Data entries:
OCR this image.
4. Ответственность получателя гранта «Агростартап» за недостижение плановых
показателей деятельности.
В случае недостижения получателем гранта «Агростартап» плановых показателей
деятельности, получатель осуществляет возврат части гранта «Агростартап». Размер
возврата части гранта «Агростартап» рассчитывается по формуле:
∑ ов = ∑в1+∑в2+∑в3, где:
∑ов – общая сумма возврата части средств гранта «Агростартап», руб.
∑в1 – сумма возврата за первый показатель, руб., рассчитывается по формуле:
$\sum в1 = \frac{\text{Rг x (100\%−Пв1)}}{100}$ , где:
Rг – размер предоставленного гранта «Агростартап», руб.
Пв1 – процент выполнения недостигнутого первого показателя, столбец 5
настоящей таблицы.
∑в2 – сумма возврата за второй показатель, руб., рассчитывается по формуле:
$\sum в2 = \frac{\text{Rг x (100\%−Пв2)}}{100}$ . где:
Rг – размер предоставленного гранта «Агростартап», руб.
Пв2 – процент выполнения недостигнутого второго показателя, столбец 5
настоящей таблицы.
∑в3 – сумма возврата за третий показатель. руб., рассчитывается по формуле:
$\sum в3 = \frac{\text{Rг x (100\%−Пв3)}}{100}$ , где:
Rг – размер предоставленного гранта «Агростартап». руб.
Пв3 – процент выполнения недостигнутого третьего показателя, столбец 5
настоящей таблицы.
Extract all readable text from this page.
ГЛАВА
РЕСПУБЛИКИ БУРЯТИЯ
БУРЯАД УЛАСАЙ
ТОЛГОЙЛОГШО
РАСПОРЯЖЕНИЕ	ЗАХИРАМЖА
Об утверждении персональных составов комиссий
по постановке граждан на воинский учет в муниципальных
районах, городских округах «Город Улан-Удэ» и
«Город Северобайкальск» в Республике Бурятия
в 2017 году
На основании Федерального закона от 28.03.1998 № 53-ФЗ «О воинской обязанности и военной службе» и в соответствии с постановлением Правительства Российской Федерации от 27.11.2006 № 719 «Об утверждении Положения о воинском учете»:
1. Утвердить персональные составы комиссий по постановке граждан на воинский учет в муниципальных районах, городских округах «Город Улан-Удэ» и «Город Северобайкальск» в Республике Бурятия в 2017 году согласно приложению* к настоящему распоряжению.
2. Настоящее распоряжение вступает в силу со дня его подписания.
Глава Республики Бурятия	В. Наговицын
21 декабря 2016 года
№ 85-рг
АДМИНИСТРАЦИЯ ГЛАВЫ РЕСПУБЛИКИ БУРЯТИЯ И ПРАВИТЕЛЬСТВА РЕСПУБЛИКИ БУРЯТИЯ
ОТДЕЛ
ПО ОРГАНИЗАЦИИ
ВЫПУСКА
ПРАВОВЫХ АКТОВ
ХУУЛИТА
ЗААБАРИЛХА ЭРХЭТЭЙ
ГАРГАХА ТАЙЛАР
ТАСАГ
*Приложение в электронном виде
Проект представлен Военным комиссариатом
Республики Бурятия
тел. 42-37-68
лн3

> _WORK TO BE COMPLETED_
Quote exactly and only the lines from the one holding "Extract all readable text from this page." through the end of the data.

> _TASK SOLUTION_
Extract all readable text from this page.
ГЛАВА
РЕСПУБЛИКИ БУРЯТИЯ
БУРЯАД УЛАСАЙ
ТОЛГОЙЛОГШО
РАСПОРЯЖЕНИЕ	ЗАХИРАМЖА
Об утверждении персональных составов комиссий
по постановке граждан на воинский учет в муниципальных
районах, городских округах «Город Улан-Удэ» и
«Город Северобайкальск» в Республике Бурятия
в 2017 году
На основании Федерального закона от 28.03.1998 № 53-ФЗ «О воинской обязанности и военной службе» и в соответствии с постановлением Правительства Российской Федерации от 27.11.2006 № 719 «Об утверждении Положения о воинском учете»:
1. Утвердить персональные составы комиссий по постановке граждан на воинский учет в муниципальных районах, городских округах «Город Улан-Удэ» и «Город Северобайкальск» в Республике Бурятия в 2017 году согласно приложению* к настоящему распоряжению.
2. Настоящее распоряжение вступает в силу со дня его подписания.
Глава Республики Бурятия	В. Наговицын
21 декабря 2016 года
№ 85-рг
АДМИНИСТРАЦИЯ ГЛАВЫ РЕСПУБЛИКИ БУРЯТИЯ И ПРАВИТЕЛЬСТВА РЕСПУБЛИКИ БУРЯТИЯ
ОТДЕЛ
ПО ОРГАНИЗАЦИИ
ВЫПУСКА
ПРАВОВЫХ АКТОВ
ХУУЛИТА
ЗААБАРИЛХА ЭРХЭТЭЙ
ГАРГАХА ТАЙЛАР
ТАСАГ
*Приложение в электронном виде
Проект представлен Военным комиссариатом
Республики Бурятия
тел. 42-37-68
лн3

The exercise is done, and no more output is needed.